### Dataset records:

* BEGIN *

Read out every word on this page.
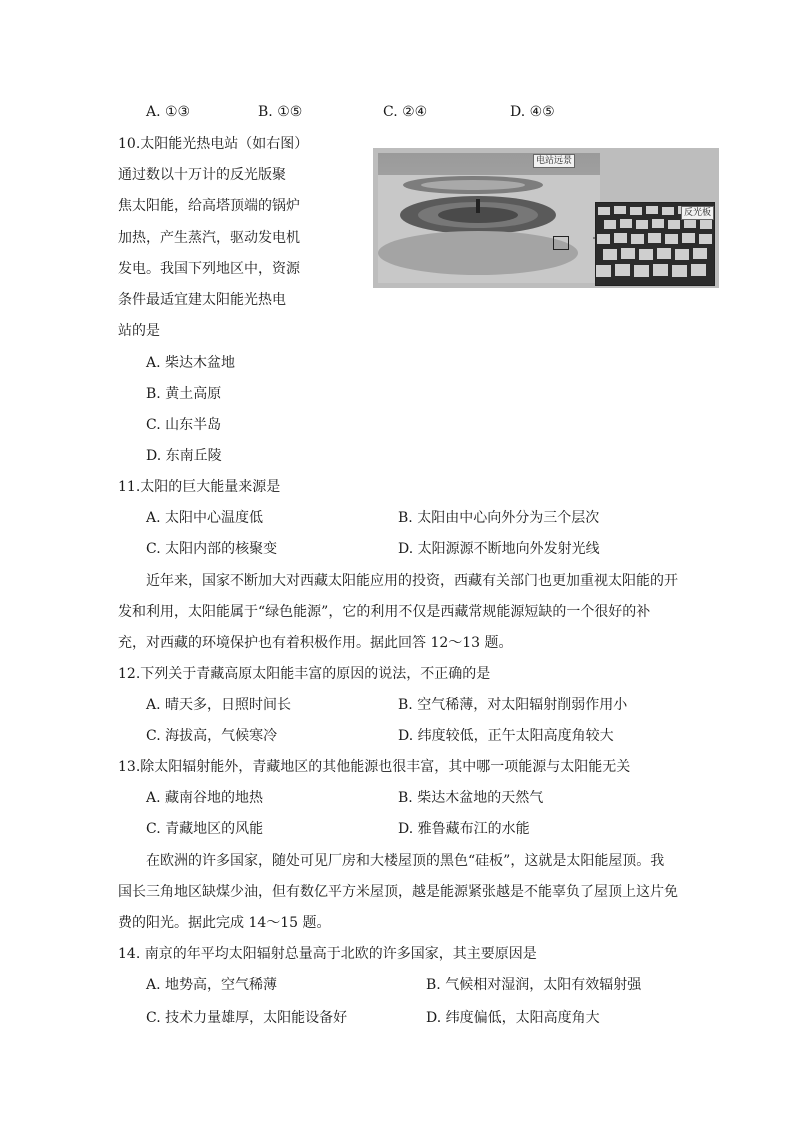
A. ①③	B. ①⑤	C. ②④	D. ④⑤
10.太阳能光热电站（如右图）
通过数以十万计的反光版聚
焦太阳能，给高塔顶端的锅炉
加热，产生蒸汽，驱动发电机
发电。我国下列地区中，资源
条件最适宜建太阳能光热电
站的是
电站远景
反光板
A. 柴达木盆地
B. 黄土高原
C. 山东半岛
D. 东南丘陵
11.太阳的巨大能量来源是
A. 太阳中心温度低	B. 太阳由中心向外分为三个层次
C. 太阳内部的核聚变	D. 太阳源源不断地向外发射光线
近年来，国家不断加大对西藏太阳能应用的投资，西藏有关部门也更加重视太阳能的开发和利用，太阳能属于“绿色能源”，它的利用不仅是西藏常规能源短缺的一个很好的补充，对西藏的环境保护也有着积极作用。据此回答 12～13 题。
12.下列关于青藏高原太阳能丰富的原因的说法，不正确的是
A. 晴天多，日照时间长	B. 空气稀薄，对太阳辐射削弱作用小
C. 海拔高，气候寒冷	D. 纬度较低，正午太阳高度角较大
13.除太阳辐射能外，青藏地区的其他能源也很丰富，其中哪一项能源与太阳能无关
A. 藏南谷地的地热	B. 柴达木盆地的天然气
C. 青藏地区的风能	D. 雅鲁藏布江的水能
在欧洲的许多国家，随处可见厂房和大楼屋顶的黑色“硅板”，这就是太阳能屋顶。我国长三角地区缺煤少油，但有数亿平方米屋顶，越是能源紧张越是不能辜负了屋顶上这片免费的阳光。据此完成 14～15 题。
14. 南京的年平均太阳辐射总量高于北欧的许多国家，其主要原因是
A. 地势高，空气稀薄	B. 气候相对湿润，太阳有效辐射强
C. 技术力量雄厚，太阳能设备好	D. 纬度偏低，太阳高度角大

* END *

### WHAT IS ASKED:
Copy the data character for character, but drop all pictures from the copy.

### RESULT:
Read out every word on this page.
A. ①③	B. ①⑤	C. ②④	D. ④⑤
10.太阳能光热电站（如右图）
通过数以十万计的反光版聚
焦太阳能，给高塔顶端的锅炉
加热，产生蒸汽，驱动发电机
发电。我国下列地区中，资源
条件最适宜建太阳能光热电
站的是
电站远景
反光板
A. 柴达木盆地
B. 黄土高原
C. 山东半岛
D. 东南丘陵
11.太阳的巨大能量来源是
A. 太阳中心温度低	B. 太阳由中心向外分为三个层次
C. 太阳内部的核聚变	D. 太阳源源不断地向外发射光线
近年来，国家不断加大对西藏太阳能应用的投资，西藏有关部门也更加重视太阳能的开发和利用，太阳能属于“绿色能源”，它的利用不仅是西藏常规能源短缺的一个很好的补充，对西藏的环境保护也有着积极作用。据此回答 12～13 题。
12.下列关于青藏高原太阳能丰富的原因的说法，不正确的是
A. 晴天多，日照时间长	B. 空气稀薄，对太阳辐射削弱作用小
C. 海拔高，气候寒冷	D. 纬度较低，正午太阳高度角较大
13.除太阳辐射能外，青藏地区的其他能源也很丰富，其中哪一项能源与太阳能无关
A. 藏南谷地的地热	B. 柴达木盆地的天然气
C. 青藏地区的风能	D. 雅鲁藏布江的水能
在欧洲的许多国家，随处可见厂房和大楼屋顶的黑色“硅板”，这就是太阳能屋顶。我国长三角地区缺煤少油，但有数亿平方米屋顶，越是能源紧张越是不能辜负了屋顶上这片免费的阳光。据此完成 14～15 题。
14. 南京的年平均太阳辐射总量高于北欧的许多国家，其主要原因是
A. 地势高，空气稀薄	B. 气候相对湿润，太阳有效辐射强
C. 技术力量雄厚，太阳能设备好	D. 纬度偏低，太阳高度角大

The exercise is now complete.